Exercise A:
Answer the following questions about the article on William Dalrymple's visit to Chennai:
(i) From whom did Dalrymple learn Latin, medieval history and theology as a boy?
(ii) In what year was Dalrymple's book "White Mughals" published?
(iii) In what year did Dalrymple bring his son Sam to see the tomb?

Passage to read:
Arts ' Books November 11, 2009

In pursuit of the past

PARVATHI NAYAR

Indian Connection: William Dalrymple


Parvathi Nayar learns about William Dalrymple's Indian roots and what
inspired him to write `Nine Lives: In Search of the Sacred in Modern
India' on his recent visit to Chennai.
Ancestor-worship may not be one of the religious themes examined in
historical/travel writer William Dalrymple's new book `Nine Lives'
(which he was in Chennai to promote), but the intermingling of faiths,
beliefs and histories certainly is. Rather appropriate, then, to troop
along with the author on his visit to the Anglo-Mughal monument in
Chennai that commemorates his ancestor Sam Dalrymple - a concrete
testament to intermingling, and not the least, of Dalrymple's Scottish
history with that of India.
The author heads off soon after landing in town, for the monument is
close to the airport. On the short drive past lazy cows lounging on
rain-soaked grass and busily clamorous traffic, talk turns to `Nine
Lives', religion and families.
`Though I am interested in syncretism in all forms, I had a sharply
monocultural upbringing in Scotland, where the most `multicultural`
event was a Celtic vs Rangers football match. I come from a deeply
religious family, my parents were unquestioningly Catholic, and I, a
pious little boy who grew up learning Latin, medieval history and
theology from Benedictine monks.'
`Today, I am not personally that religious at all. I am increasingly a
rational sceptic about miracles and the supernatural, but intrigued
that people believe in them. I'm interested in finding the familiar in
the unfamiliar.' As in the weatherworn oddity he calls the `Georgian
version of a Mughal tomb': the monument to Sam Dalrymple, who served
in the Madras artillery and died at the age of 49 in 1821. He explains
that it was while researching his bestseller `White Mughals' (2002)
that he stumbled upon these familial connections with India.
`Sam is a family name, every generation has one,' he says, cheerfully
climbing up the pedestal for a photograph. He recalls another humid
Chennai morning in 2004, awash with dragonflies and warm light, when
he brought his own son Sam to see the tomb.

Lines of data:
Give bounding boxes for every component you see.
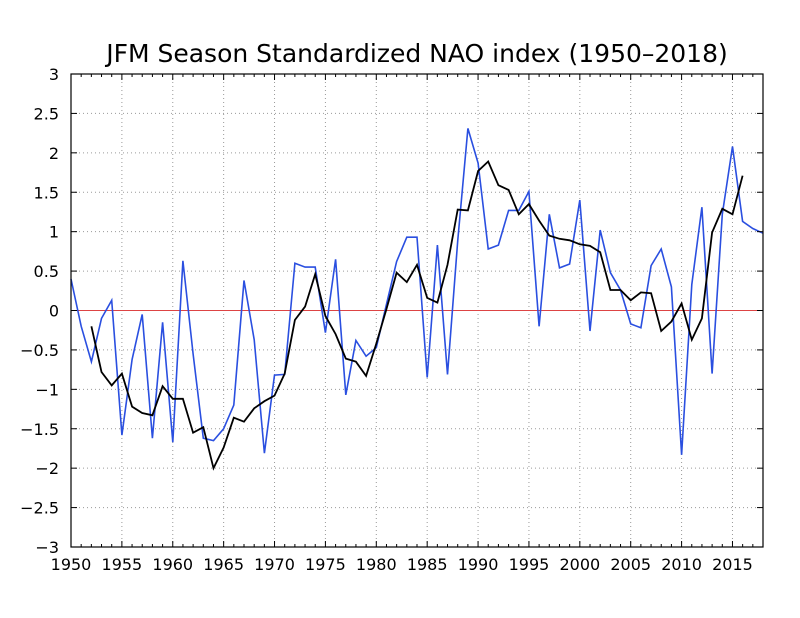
series-line-annual	[70, 128, 764, 455]
x-tick-label: 1955	[102, 555, 143, 574]
x-tick-label: 1970	[254, 555, 295, 574]
y-tick-label: −3	[35, 538, 59, 557]
x-tick-label: 1965	[203, 555, 244, 574]
x-tick-label: 2015	[712, 555, 753, 574]
y-tick-label: 2	[49, 144, 59, 163]
x-tick-label: 1990	[458, 555, 499, 574]
y-tick-label: −2.5	[20, 499, 59, 518]
series-line-smoothed	[90, 159, 744, 471]
series-lines	[70, 128, 764, 471]
x-tick-label: 1980	[356, 555, 397, 574]
y-tick-label: 2.5	[34, 104, 59, 123]
x-tick-label: 1950	[51, 555, 92, 574]
x-tick-label: 2010	[661, 555, 702, 574]
chart-title: JFM Season Standardized NAO index (1950–…	[104, 39, 728, 68]
y-tick-label: 1.5	[34, 183, 59, 202]
y-tick-label: 1	[49, 223, 59, 242]
x-tick-label: 1975	[305, 555, 346, 574]
x-tick-label: 2000	[559, 555, 600, 574]
y-tick-label: −0.5	[20, 341, 59, 360]
y-tick-label: −1	[35, 380, 59, 399]
y-tick-label: −1.5	[20, 420, 59, 439]
y-tick-label: 0	[49, 302, 59, 321]
x-tick-label: 1995	[509, 555, 550, 574]
x-tick-label: 1960	[152, 555, 193, 574]
y-tick-label: 3	[49, 65, 59, 84]
x-tick-label: 1985	[407, 555, 448, 574]
x-tick-label: 2005	[610, 555, 651, 574]
y-tick-label: −2	[35, 459, 59, 478]
y-tick-label: 0.5	[34, 262, 59, 281]
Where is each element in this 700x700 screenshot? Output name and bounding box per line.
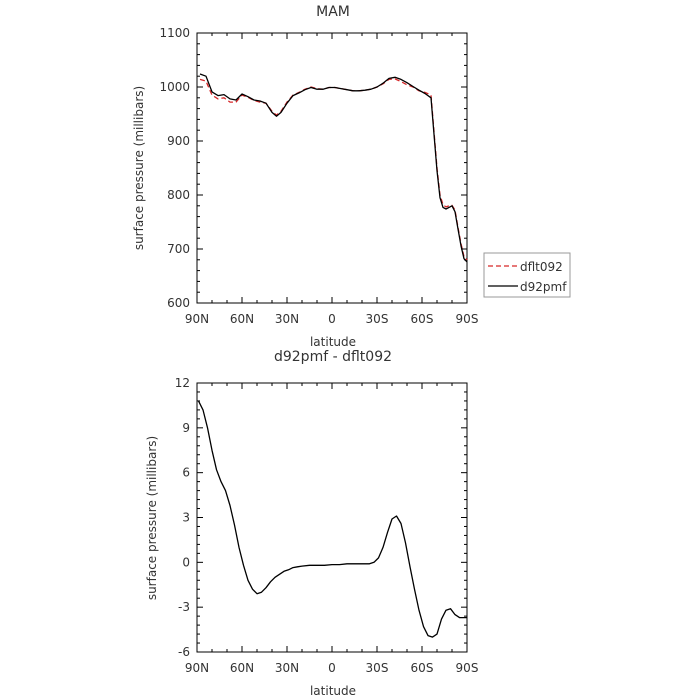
top-chart-x-axis-label: latitude <box>310 335 356 349</box>
top-x-tick-label: 60N <box>230 312 254 326</box>
legend-label-d92pmf: d92pmf <box>520 280 567 294</box>
top-x-tick-label: 0 <box>328 312 336 326</box>
bottom-chart-panel: d92pmf - dflt092 90N 60N 30N 0 30S 60S 90S -6 -3… <box>145 349 478 698</box>
bottom-chart-title: d92pmf - dflt092 <box>274 349 392 365</box>
bottom-x-tick-label: 90N <box>185 661 209 675</box>
bottom-x-tick-label: 0 <box>328 661 336 675</box>
top-y-tick-label: 700 <box>167 242 190 256</box>
top-y-tick-label: 600 <box>167 296 190 310</box>
top-y-tick-label: 1000 <box>159 80 190 94</box>
legend-label-dflt092: dflt092 <box>520 260 563 274</box>
bottom-chart-x-axis-label: latitude <box>310 684 356 698</box>
top-x-tick-label: 90S <box>456 312 479 326</box>
top-chart-legend: dflt092 d92pmf <box>483 252 571 298</box>
top-x-tick-label: 30N <box>275 312 299 326</box>
top-chart-panel: MAM 90N 60N 30N 0 30S 60S 90S 600 700 800 900 1000 1… <box>132 4 571 349</box>
bottom-x-tick-label: 60S <box>411 661 434 675</box>
top-y-tick-label: 800 <box>167 188 190 202</box>
bottom-x-tick-label: 60N <box>230 661 254 675</box>
top-series-line-d92pmf <box>199 73 468 263</box>
top-x-tick-label: 30S <box>366 312 389 326</box>
bottom-y-tick-label: 12 <box>175 376 190 390</box>
bottom-y-tick-label: 6 <box>182 466 190 480</box>
top-chart-y-axis-label: surface pressure (millibars) <box>132 86 146 250</box>
bottom-y-tick-label: 0 <box>182 555 190 569</box>
bottom-chart-y-axis-label: surface pressure (millibars) <box>145 436 159 600</box>
legend-box <box>483 252 571 298</box>
bottom-x-tick-label: 30S <box>366 661 389 675</box>
top-y-tick-label: 1100 <box>159 26 190 40</box>
bottom-x-tick-label: 30N <box>275 661 299 675</box>
bottom-series-line-difference <box>197 400 467 638</box>
bottom-x-tick-label: 90S <box>456 661 479 675</box>
bottom-y-tick-label: 3 <box>182 511 190 525</box>
top-y-tick-label: 900 <box>167 134 190 148</box>
top-x-tick-label: 60S <box>411 312 434 326</box>
bottom-y-tick-label: -3 <box>178 600 190 614</box>
top-chart-title: MAM <box>316 4 350 20</box>
bottom-chart-plot-area: 90N 60N 30N 0 30S 60S 90S -6 -3 0 3 6 9 12 <box>175 376 479 675</box>
bottom-y-tick-label: 9 <box>182 421 190 435</box>
top-x-tick-label: 90N <box>185 312 209 326</box>
top-chart-plot-area: 90N 60N 30N 0 30S 60S 90S 600 700 800 900 1000 1100 <box>159 26 478 326</box>
bottom-y-tick-label: -6 <box>178 645 190 659</box>
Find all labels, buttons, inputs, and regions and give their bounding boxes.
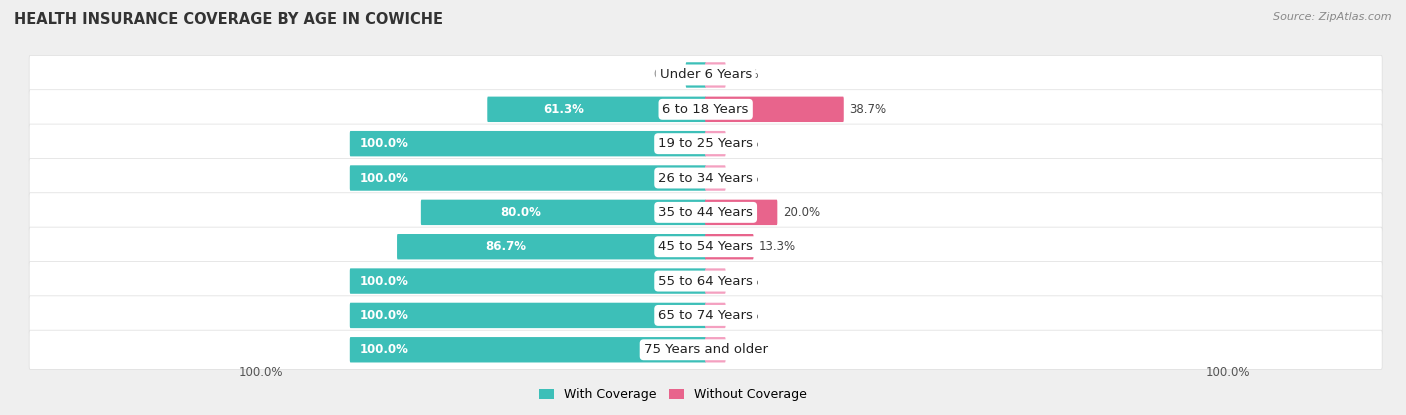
Text: 100.0%: 100.0% (360, 171, 409, 185)
Text: 86.7%: 86.7% (485, 240, 526, 253)
FancyBboxPatch shape (30, 193, 1382, 232)
FancyBboxPatch shape (350, 131, 706, 156)
FancyBboxPatch shape (350, 165, 706, 191)
FancyBboxPatch shape (350, 269, 706, 294)
FancyBboxPatch shape (704, 97, 844, 122)
FancyBboxPatch shape (30, 55, 1382, 95)
FancyBboxPatch shape (704, 269, 725, 294)
Text: 100.0%: 100.0% (360, 137, 409, 150)
FancyBboxPatch shape (704, 165, 725, 191)
FancyBboxPatch shape (30, 296, 1382, 335)
Text: 0.0%: 0.0% (728, 68, 758, 81)
Legend: With Coverage, Without Coverage: With Coverage, Without Coverage (538, 388, 807, 401)
Text: 0.0%: 0.0% (728, 309, 758, 322)
FancyBboxPatch shape (30, 90, 1382, 129)
FancyBboxPatch shape (30, 227, 1382, 266)
Text: 26 to 34 Years: 26 to 34 Years (658, 171, 754, 185)
Text: 20.0%: 20.0% (783, 206, 820, 219)
Text: 13.3%: 13.3% (759, 240, 796, 253)
FancyBboxPatch shape (30, 261, 1382, 300)
FancyBboxPatch shape (420, 200, 706, 225)
FancyBboxPatch shape (704, 234, 754, 259)
FancyBboxPatch shape (704, 303, 725, 328)
Text: 45 to 54 Years: 45 to 54 Years (658, 240, 754, 253)
Text: 0.0%: 0.0% (728, 137, 758, 150)
Text: 80.0%: 80.0% (501, 206, 541, 219)
FancyBboxPatch shape (396, 234, 706, 259)
FancyBboxPatch shape (30, 159, 1382, 198)
FancyBboxPatch shape (704, 337, 725, 362)
Text: 75 Years and older: 75 Years and older (644, 343, 768, 356)
Text: 0.0%: 0.0% (728, 171, 758, 185)
FancyBboxPatch shape (704, 131, 725, 156)
FancyBboxPatch shape (30, 330, 1382, 369)
FancyBboxPatch shape (30, 124, 1382, 163)
Text: 35 to 44 Years: 35 to 44 Years (658, 206, 754, 219)
FancyBboxPatch shape (350, 337, 706, 362)
FancyBboxPatch shape (704, 62, 725, 88)
Text: HEALTH INSURANCE COVERAGE BY AGE IN COWICHE: HEALTH INSURANCE COVERAGE BY AGE IN COWI… (14, 12, 443, 27)
Text: 0.0%: 0.0% (728, 275, 758, 288)
FancyBboxPatch shape (488, 97, 706, 122)
Text: Source: ZipAtlas.com: Source: ZipAtlas.com (1274, 12, 1392, 22)
FancyBboxPatch shape (686, 62, 706, 88)
Text: 0.0%: 0.0% (652, 68, 682, 81)
Text: 61.3%: 61.3% (544, 103, 585, 116)
Text: Under 6 Years: Under 6 Years (659, 68, 752, 81)
Text: 0.0%: 0.0% (728, 343, 758, 356)
Text: 100.0%: 100.0% (360, 275, 409, 288)
Text: 55 to 64 Years: 55 to 64 Years (658, 275, 754, 288)
FancyBboxPatch shape (350, 303, 706, 328)
Text: 38.7%: 38.7% (849, 103, 886, 116)
FancyBboxPatch shape (704, 200, 778, 225)
Text: 100.0%: 100.0% (1205, 366, 1250, 379)
Text: 100.0%: 100.0% (239, 366, 283, 379)
Text: 19 to 25 Years: 19 to 25 Years (658, 137, 754, 150)
Text: 65 to 74 Years: 65 to 74 Years (658, 309, 754, 322)
Text: 6 to 18 Years: 6 to 18 Years (662, 103, 749, 116)
Text: 100.0%: 100.0% (360, 343, 409, 356)
Text: 100.0%: 100.0% (360, 309, 409, 322)
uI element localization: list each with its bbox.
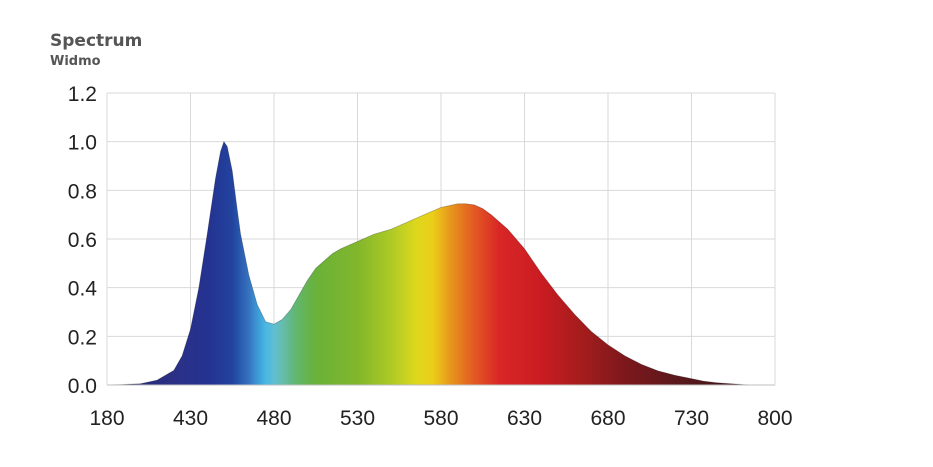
x-tick-label: 800	[757, 407, 792, 430]
x-tick-label: 580	[423, 407, 458, 430]
x-tick-label: 630	[507, 407, 542, 430]
x-tick-label: 530	[340, 407, 375, 430]
x-tick-label: 730	[674, 407, 709, 430]
y-tick-label: 0.8	[68, 180, 97, 203]
x-tick-label: 480	[256, 407, 291, 430]
chart-title: Spectrum	[50, 31, 143, 51]
x-tick-label: 180	[89, 407, 124, 430]
y-tick-label: 0.4	[68, 278, 98, 301]
x-tick-label: 430	[173, 407, 208, 430]
y-tick-label: 0.0	[68, 375, 97, 398]
y-tick-label: 0.6	[68, 229, 97, 252]
tick-labels: 180 430 480 530 580 630 680 730 800 0.0 0.2 0.4 0.6 0…	[68, 83, 793, 430]
y-tick-label: 1.0	[68, 132, 97, 155]
axes	[107, 93, 776, 386]
chart-subtitle: Widmo	[50, 54, 101, 69]
x-tick-label: 680	[590, 407, 625, 430]
y-tick-label: 0.2	[68, 326, 97, 349]
y-tick-label: 1.2	[68, 83, 97, 106]
spectrum-fill	[107, 141, 752, 385]
spectrum-outline	[106, 140, 752, 386]
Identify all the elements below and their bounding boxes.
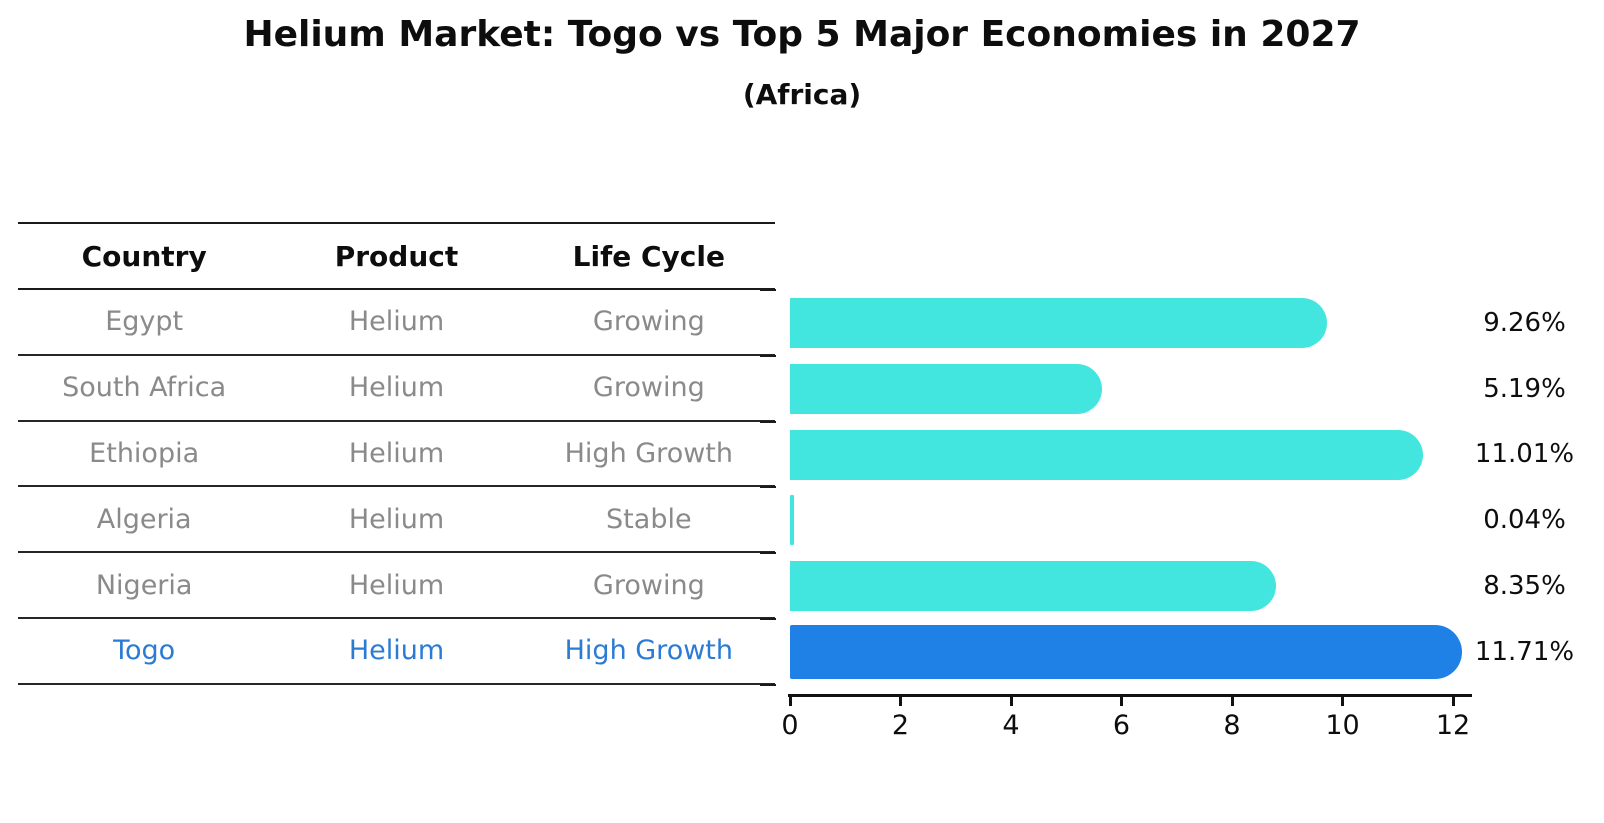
cell-life-cycle: Growing (592, 372, 705, 404)
cell-country: Algeria (96, 503, 192, 535)
table-row-south-africa: South Africa Helium Growing (18, 356, 775, 422)
x-tick-label: 0 (781, 710, 799, 741)
cell-product: Helium (348, 306, 445, 338)
bar-row-ethiopia (790, 422, 1453, 488)
bar-row-togo (790, 619, 1462, 685)
x-tick-mark (1341, 697, 1344, 706)
bar-row-nigeria (790, 553, 1453, 619)
bar-row-egypt (790, 290, 1453, 356)
cell-product: Helium (348, 635, 445, 667)
cell-product: Helium (348, 372, 445, 404)
x-tick-mark (1009, 697, 1013, 706)
y-tick-mark (760, 683, 776, 686)
table-body: Egypt Helium Growing South Africa Helium Grow… (18, 290, 775, 685)
bars-container (790, 290, 1462, 685)
y-tick-mark (760, 354, 776, 357)
x-tick-mark (1120, 697, 1123, 706)
value-label-nigeria: 8.35% (1483, 571, 1566, 602)
table-row-nigeria: Nigeria Helium Growing (18, 553, 775, 619)
table-row-egypt: Egypt Helium Growing (18, 290, 775, 356)
value-label-egypt: 9.26% (1483, 307, 1566, 338)
x-tick-mark (788, 697, 792, 706)
x-tick-mark (1451, 697, 1455, 706)
bar-south-africa (790, 363, 1102, 414)
chart-title: Helium Market: Togo vs Top 5 Major Econo… (243, 14, 1361, 55)
bar-togo (790, 624, 1462, 679)
cell-country: Egypt (105, 306, 184, 338)
x-tick-label: 4 (1002, 710, 1020, 741)
value-label-algeria: 0.04% (1483, 505, 1566, 536)
chart-subtitle: (Africa) (742, 78, 862, 111)
bar-row-south-africa (790, 356, 1453, 422)
bar-egypt (790, 298, 1327, 348)
table-header-row: Country Product Life Cycle (18, 222, 775, 290)
y-tick-mark (760, 618, 776, 620)
bar-row-algeria (790, 487, 1453, 553)
table-row-ethiopia: Ethiopia Helium High Growth (18, 422, 775, 488)
cell-country: South Africa (62, 372, 227, 404)
value-label-south-africa: 5.19% (1483, 373, 1566, 404)
x-tick-label: 2 (891, 710, 910, 741)
cell-product: Helium (348, 437, 445, 469)
x-tick-label: 8 (1223, 710, 1241, 741)
bar-chart-plot-area: 0 2 4 6 8 10 12 (760, 289, 1472, 750)
y-tick-mark (760, 552, 776, 555)
bar-ethiopia (790, 429, 1424, 480)
column-header-product: Product (334, 239, 459, 273)
cell-product: Helium (348, 503, 445, 535)
bar-algeria (790, 495, 795, 546)
cell-country: Ethiopia (89, 437, 200, 469)
x-tick-label: 10 (1325, 710, 1360, 741)
x-tick-mark (899, 697, 902, 706)
cell-life-cycle: High Growth (564, 635, 733, 667)
y-tick-mark (760, 486, 776, 489)
cell-product: Helium (348, 569, 445, 601)
y-tick-mark (760, 420, 776, 423)
cell-life-cycle: Stable (606, 503, 692, 535)
y-tick-mark (760, 289, 776, 291)
column-header-country: Country (81, 239, 207, 273)
value-label-togo: 11.71% (1474, 636, 1575, 667)
table-row-togo: Togo Helium High Growth (18, 619, 775, 685)
x-tick-label: 6 (1112, 710, 1131, 741)
cell-country: Nigeria (95, 569, 193, 601)
value-label-ethiopia: 11.01% (1474, 439, 1575, 470)
x-tick-mark (1230, 697, 1234, 706)
x-axis-line (788, 694, 1472, 697)
cell-country: Togo (113, 635, 176, 667)
cell-life-cycle: High Growth (564, 437, 733, 469)
cell-life-cycle: Growing (592, 569, 705, 601)
x-tick-label: 12 (1435, 710, 1471, 741)
column-header-life-cycle: Life Cycle (572, 239, 725, 273)
country-table: Country Product Life Cycle Egypt Helium Gr… (18, 222, 775, 685)
table-row-algeria: Algeria Helium Stable (18, 487, 775, 554)
value-labels-column: 9.26% 5.19% 11.01% 0.04% 8.35% 11.71% (1452, 290, 1597, 685)
cell-life-cycle: Growing (592, 306, 705, 338)
bar-nigeria (790, 561, 1277, 612)
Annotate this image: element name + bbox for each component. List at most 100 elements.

Exercise B: Reproduce the records starting at the line that contains "cell-life-cycle: Growing (592, 372, 705, 404)" and ending at the line that contains "bar-row-togo (790, 619, 1462, 685)", with both of those lines included.

Correct response A:
(i) Benedictine monks
(ii) 2002
(iii) 2004

Correct response B:
cell-life-cycle: Growing (592, 372, 705, 404)
cell-country: Algeria (96, 503, 192, 535)
table-row-south-africa: South Africa Helium Growing (18, 356, 775, 422)
x-tick-label: 0 (781, 710, 799, 741)
cell-product: Helium (348, 306, 445, 338)
bar-row-ethiopia (790, 422, 1453, 488)
bar-row-togo (790, 619, 1462, 685)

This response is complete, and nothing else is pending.